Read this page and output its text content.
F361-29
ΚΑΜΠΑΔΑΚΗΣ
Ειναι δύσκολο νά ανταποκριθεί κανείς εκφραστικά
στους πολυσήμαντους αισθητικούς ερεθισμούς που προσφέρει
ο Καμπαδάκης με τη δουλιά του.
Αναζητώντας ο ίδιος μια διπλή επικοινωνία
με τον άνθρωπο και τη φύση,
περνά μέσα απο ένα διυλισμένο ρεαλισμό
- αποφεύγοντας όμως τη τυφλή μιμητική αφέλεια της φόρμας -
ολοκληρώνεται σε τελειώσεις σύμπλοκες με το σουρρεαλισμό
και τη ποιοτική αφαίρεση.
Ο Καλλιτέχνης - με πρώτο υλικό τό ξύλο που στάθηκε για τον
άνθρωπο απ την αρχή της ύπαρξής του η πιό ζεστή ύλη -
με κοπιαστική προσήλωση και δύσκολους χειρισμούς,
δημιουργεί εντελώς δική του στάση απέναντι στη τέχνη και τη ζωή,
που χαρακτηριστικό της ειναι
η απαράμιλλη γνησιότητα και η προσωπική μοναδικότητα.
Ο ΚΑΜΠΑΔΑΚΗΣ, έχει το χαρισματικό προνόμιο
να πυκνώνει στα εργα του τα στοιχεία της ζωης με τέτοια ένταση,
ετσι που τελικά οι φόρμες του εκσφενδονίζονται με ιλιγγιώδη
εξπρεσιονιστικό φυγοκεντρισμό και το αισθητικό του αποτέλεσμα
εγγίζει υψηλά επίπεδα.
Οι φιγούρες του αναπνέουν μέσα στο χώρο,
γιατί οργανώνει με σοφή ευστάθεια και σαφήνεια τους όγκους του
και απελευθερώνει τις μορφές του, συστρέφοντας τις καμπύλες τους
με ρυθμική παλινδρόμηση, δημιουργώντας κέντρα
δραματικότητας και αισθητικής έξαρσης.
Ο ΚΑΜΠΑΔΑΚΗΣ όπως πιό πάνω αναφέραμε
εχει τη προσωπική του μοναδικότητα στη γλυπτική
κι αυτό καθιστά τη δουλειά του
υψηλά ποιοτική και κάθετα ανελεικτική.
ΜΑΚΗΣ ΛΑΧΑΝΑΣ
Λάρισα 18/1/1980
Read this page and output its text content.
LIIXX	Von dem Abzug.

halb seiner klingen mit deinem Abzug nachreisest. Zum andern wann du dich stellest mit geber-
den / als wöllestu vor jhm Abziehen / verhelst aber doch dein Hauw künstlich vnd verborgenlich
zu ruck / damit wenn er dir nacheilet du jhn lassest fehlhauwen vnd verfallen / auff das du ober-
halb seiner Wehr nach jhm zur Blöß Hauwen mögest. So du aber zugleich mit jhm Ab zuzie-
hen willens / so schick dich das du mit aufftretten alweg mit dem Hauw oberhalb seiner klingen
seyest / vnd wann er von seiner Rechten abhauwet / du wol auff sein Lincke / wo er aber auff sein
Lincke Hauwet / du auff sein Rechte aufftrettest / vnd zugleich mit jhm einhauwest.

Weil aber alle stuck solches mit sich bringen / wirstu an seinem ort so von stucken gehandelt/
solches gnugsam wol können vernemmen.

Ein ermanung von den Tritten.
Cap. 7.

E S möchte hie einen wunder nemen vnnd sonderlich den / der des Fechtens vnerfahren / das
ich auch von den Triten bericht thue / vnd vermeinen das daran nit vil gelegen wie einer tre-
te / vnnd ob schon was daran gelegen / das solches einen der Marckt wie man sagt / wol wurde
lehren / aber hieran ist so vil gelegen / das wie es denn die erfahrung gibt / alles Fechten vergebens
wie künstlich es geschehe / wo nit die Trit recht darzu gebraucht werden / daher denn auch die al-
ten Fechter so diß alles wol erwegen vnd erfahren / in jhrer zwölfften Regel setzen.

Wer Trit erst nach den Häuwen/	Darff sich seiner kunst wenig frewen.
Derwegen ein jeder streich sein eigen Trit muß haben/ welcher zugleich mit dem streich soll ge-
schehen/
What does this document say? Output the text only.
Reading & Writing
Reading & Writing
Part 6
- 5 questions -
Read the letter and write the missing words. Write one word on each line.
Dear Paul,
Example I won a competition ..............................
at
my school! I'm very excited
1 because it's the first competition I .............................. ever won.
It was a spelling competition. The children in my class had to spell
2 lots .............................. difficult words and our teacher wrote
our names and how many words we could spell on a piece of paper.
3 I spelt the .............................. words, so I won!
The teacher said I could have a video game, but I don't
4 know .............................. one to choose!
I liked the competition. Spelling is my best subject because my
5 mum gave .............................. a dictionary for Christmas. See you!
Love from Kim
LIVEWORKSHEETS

## Goal
Return the material in full, exactly as shown.

## Correct result
Read this page and output its text content.
F361-29
ΚΑΜΠΑΔΑΚΗΣ
Ειναι δύσκολο νά ανταποκριθεί κανείς εκφραστικά
στους πολυσήμαντους αισθητικούς ερεθισμούς που προσφέρει
ο Καμπαδάκης με τη δουλιά του.
Αναζητώντας ο ίδιος μια διπλή επικοινωνία
με τον άνθρωπο και τη φύση,
περνά μέσα απο ένα διυλισμένο ρεαλισμό
- αποφεύγοντας όμως τη τυφλή μιμητική αφέλεια της φόρμας -
ολοκληρώνεται σε τελειώσεις σύμπλοκες με το σουρρεαλισμό
και τη ποιοτική αφαίρεση.
Ο Καλλιτέχνης - με πρώτο υλικό τό ξύλο που στάθηκε για τον
άνθρωπο απ την αρχή της ύπαρξής του η πιό ζεστή ύλη -
με κοπιαστική προσήλωση και δύσκολους χειρισμούς,
δημιουργεί εντελώς δική του στάση απέναντι στη τέχνη και τη ζωή,
που χαρακτηριστικό της ειναι
η απαράμιλλη γνησιότητα και η προσωπική μοναδικότητα.
Ο ΚΑΜΠΑΔΑΚΗΣ, έχει το χαρισματικό προνόμιο
να πυκνώνει στα εργα του τα στοιχεία της ζωης με τέτοια ένταση,
ετσι που τελικά οι φόρμες του εκσφενδονίζονται με ιλιγγιώδη
εξπρεσιονιστικό φυγοκεντρισμό και το αισθητικό του αποτέλεσμα
εγγίζει υψηλά επίπεδα.
Οι φιγούρες του αναπνέουν μέσα στο χώρο,
γιατί οργανώνει με σοφή ευστάθεια και σαφήνεια τους όγκους του
και απελευθερώνει τις μορφές του, συστρέφοντας τις καμπύλες τους
με ρυθμική παλινδρόμηση, δημιουργώντας κέντρα
δραματικότητας και αισθητικής έξαρσης.
Ο ΚΑΜΠΑΔΑΚΗΣ όπως πιό πάνω αναφέραμε
εχει τη προσωπική του μοναδικότητα στη γλυπτική
κι αυτό καθιστά τη δουλειά του
υψηλά ποιοτική και κάθετα ανελεικτική.
ΜΑΚΗΣ ΛΑΧΑΝΑΣ
Λάρισα 18/1/1980
Read this page and output its text content.
LIIXX	Von dem Abzug.

halb seiner klingen mit deinem Abzug nachreisest. Zum andern wann du dich stellest mit geber-
den / als wöllestu vor jhm Abziehen / verhelst aber doch dein Hauw künstlich vnd verborgenlich
zu ruck / damit wenn er dir nacheilet du jhn lassest fehlhauwen vnd verfallen / auff das du ober-
halb seiner Wehr nach jhm zur Blöß Hauwen mögest. So du aber zugleich mit jhm Ab zuzie-
hen willens / so schick dich das du mit aufftretten alweg mit dem Hauw oberhalb seiner klingen
seyest / vnd wann er von seiner Rechten abhauwet / du wol auff sein Lincke / wo er aber auff sein
Lincke Hauwet / du auff sein Rechte aufftrettest / vnd zugleich mit jhm einhauwest.

Weil aber alle stuck solches mit sich bringen / wirstu an seinem ort so von stucken gehandelt/
solches gnugsam wol können vernemmen.

Ein ermanung von den Tritten.
Cap. 7.

E S möchte hie einen wunder nemen vnnd sonderlich den / der des Fechtens vnerfahren / das
ich auch von den Triten bericht thue / vnd vermeinen das daran nit vil gelegen wie einer tre-
te / vnnd ob schon was daran gelegen / das solches einen der Marckt wie man sagt / wol wurde
lehren / aber hieran ist so vil gelegen / das wie es denn die erfahrung gibt / alles Fechten vergebens
wie künstlich es geschehe / wo nit die Trit recht darzu gebraucht werden / daher denn auch die al-
ten Fechter so diß alles wol erwegen vnd erfahren / in jhrer zwölfften Regel setzen.

Wer Trit erst nach den Häuwen/	Darff sich seiner kunst wenig frewen.
Derwegen ein jeder streich sein eigen Trit muß haben/ welcher zugleich mit dem streich soll ge-
schehen/
What does this document say? Output the text only.
Reading & Writing
Reading & Writing
Part 6
- 5 questions -
Read the letter and write the missing words. Write one word on each line.
Dear Paul,
Example I won a competition ..............................
at
my school! I'm very excited
1 because it's the first competition I .............................. ever won.
It was a spelling competition. The children in my class had to spell
2 lots .............................. difficult words and our teacher wrote
our names and how many words we could spell on a piece of paper.
3 I spelt the .............................. words, so I won!
The teacher said I could have a video game, but I don't
4 know .............................. one to choose!
I liked the competition. Spelling is my best subject because my
5 mum gave .............................. a dictionary for Christmas. See you!
Love from Kim
LIVEWORKSHEETS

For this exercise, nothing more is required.